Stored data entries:
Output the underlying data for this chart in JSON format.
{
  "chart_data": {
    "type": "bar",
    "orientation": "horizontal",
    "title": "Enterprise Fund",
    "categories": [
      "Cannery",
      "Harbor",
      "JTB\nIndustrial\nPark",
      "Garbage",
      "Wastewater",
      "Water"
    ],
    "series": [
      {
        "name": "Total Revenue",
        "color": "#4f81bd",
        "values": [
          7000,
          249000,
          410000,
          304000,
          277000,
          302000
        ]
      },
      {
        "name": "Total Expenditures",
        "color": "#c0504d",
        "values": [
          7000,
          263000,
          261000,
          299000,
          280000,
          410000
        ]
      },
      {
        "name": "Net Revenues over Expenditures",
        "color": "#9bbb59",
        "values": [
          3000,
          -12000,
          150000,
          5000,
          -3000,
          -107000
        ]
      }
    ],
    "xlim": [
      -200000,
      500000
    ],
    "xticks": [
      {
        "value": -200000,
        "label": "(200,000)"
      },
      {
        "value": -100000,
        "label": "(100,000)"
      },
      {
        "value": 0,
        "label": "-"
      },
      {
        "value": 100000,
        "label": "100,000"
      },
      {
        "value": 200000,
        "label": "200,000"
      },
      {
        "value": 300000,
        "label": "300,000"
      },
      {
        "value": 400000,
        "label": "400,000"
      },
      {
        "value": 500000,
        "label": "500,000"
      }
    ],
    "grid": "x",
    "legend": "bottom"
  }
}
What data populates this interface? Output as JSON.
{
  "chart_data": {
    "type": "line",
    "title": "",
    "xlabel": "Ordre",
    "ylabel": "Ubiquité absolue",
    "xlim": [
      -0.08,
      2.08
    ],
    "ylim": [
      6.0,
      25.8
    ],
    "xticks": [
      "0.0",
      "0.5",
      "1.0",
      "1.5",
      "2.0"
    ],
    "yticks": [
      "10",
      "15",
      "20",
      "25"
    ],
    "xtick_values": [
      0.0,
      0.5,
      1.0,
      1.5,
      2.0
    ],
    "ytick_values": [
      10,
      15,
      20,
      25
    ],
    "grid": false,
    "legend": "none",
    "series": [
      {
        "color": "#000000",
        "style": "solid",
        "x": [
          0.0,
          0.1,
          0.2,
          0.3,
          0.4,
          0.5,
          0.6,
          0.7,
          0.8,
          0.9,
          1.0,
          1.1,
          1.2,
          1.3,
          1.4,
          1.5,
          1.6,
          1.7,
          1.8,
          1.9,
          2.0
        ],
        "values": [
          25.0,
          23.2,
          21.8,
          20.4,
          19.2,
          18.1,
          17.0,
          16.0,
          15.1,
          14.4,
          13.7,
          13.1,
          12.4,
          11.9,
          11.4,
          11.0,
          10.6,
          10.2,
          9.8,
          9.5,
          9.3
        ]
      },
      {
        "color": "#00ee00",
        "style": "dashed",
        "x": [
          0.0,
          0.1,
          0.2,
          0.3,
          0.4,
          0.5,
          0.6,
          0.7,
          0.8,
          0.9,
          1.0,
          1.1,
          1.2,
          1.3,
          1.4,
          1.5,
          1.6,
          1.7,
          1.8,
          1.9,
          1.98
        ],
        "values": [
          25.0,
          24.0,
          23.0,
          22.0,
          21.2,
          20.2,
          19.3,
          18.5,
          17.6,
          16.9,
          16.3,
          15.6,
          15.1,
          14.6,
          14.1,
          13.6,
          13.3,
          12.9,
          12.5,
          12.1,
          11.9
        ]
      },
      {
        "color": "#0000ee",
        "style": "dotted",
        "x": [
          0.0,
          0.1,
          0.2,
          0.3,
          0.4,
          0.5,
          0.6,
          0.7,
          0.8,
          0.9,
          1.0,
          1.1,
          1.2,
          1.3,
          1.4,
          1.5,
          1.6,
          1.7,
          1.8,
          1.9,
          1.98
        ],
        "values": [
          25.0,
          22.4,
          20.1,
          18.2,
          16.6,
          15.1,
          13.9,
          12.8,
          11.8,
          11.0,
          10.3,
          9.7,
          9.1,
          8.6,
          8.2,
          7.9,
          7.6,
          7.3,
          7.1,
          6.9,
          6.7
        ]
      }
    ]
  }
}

Problem statement:
Working from the listing above, pick out every line that has "Output" and copy it.

The answer:
Output the underlying data for this chart in JSON format.
What data populates this interface? Output as JSON.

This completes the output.